■ **WHAT YOU HAVE TO DO**
Print the entries below in their entirety, exactly as they are written.

:: MATERIAL FOR THIS TASK ::

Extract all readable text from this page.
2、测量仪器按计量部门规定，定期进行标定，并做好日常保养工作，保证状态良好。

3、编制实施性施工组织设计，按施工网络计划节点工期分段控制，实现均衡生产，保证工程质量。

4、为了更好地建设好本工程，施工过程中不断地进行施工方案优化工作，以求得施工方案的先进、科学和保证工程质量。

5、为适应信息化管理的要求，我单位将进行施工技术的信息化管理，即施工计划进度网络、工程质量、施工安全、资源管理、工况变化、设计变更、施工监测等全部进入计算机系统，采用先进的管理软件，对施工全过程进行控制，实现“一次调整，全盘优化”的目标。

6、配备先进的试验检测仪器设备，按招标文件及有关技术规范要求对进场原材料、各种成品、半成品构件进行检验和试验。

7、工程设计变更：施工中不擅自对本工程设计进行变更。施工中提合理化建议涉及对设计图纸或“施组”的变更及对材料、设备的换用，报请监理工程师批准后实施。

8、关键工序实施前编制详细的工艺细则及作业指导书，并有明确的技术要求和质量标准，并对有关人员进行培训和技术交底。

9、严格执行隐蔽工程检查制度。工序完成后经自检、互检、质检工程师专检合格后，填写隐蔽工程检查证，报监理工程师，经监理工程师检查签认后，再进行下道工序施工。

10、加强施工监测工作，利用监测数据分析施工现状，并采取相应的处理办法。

:::

■ **EXERCISE ANSWER**
Extract all readable text from this page.
2、测量仪器按计量部门规定，定期进行标定，并做好日常保养工作，保证状态良好。

3、编制实施性施工组织设计，按施工网络计划节点工期分段控制，实现均衡生产，保证工程质量。

4、为了更好地建设好本工程，施工过程中不断地进行施工方案优化工作，以求得施工方案的先进、科学和保证工程质量。

5、为适应信息化管理的要求，我单位将进行施工技术的信息化管理，即施工计划进度网络、工程质量、施工安全、资源管理、工况变化、设计变更、施工监测等全部进入计算机系统，采用先进的管理软件，对施工全过程进行控制，实现“一次调整，全盘优化”的目标。

6、配备先进的试验检测仪器设备，按招标文件及有关技术规范要求对进场原材料、各种成品、半成品构件进行检验和试验。

7、工程设计变更：施工中不擅自对本工程设计进行变更。施工中提合理化建议涉及对设计图纸或“施组”的变更及对材料、设备的换用，报请监理工程师批准后实施。

8、关键工序实施前编制详细的工艺细则及作业指导书，并有明确的技术要求和质量标准，并对有关人员进行培训和技术交底。

9、严格执行隐蔽工程检查制度。工序完成后经自检、互检、质检工程师专检合格后，填写隐蔽工程检查证，报监理工程师，经监理工程师检查签认后，再进行下道工序施工。

10、加强施工监测工作，利用监测数据分析施工现状，并采取相应的处理办法。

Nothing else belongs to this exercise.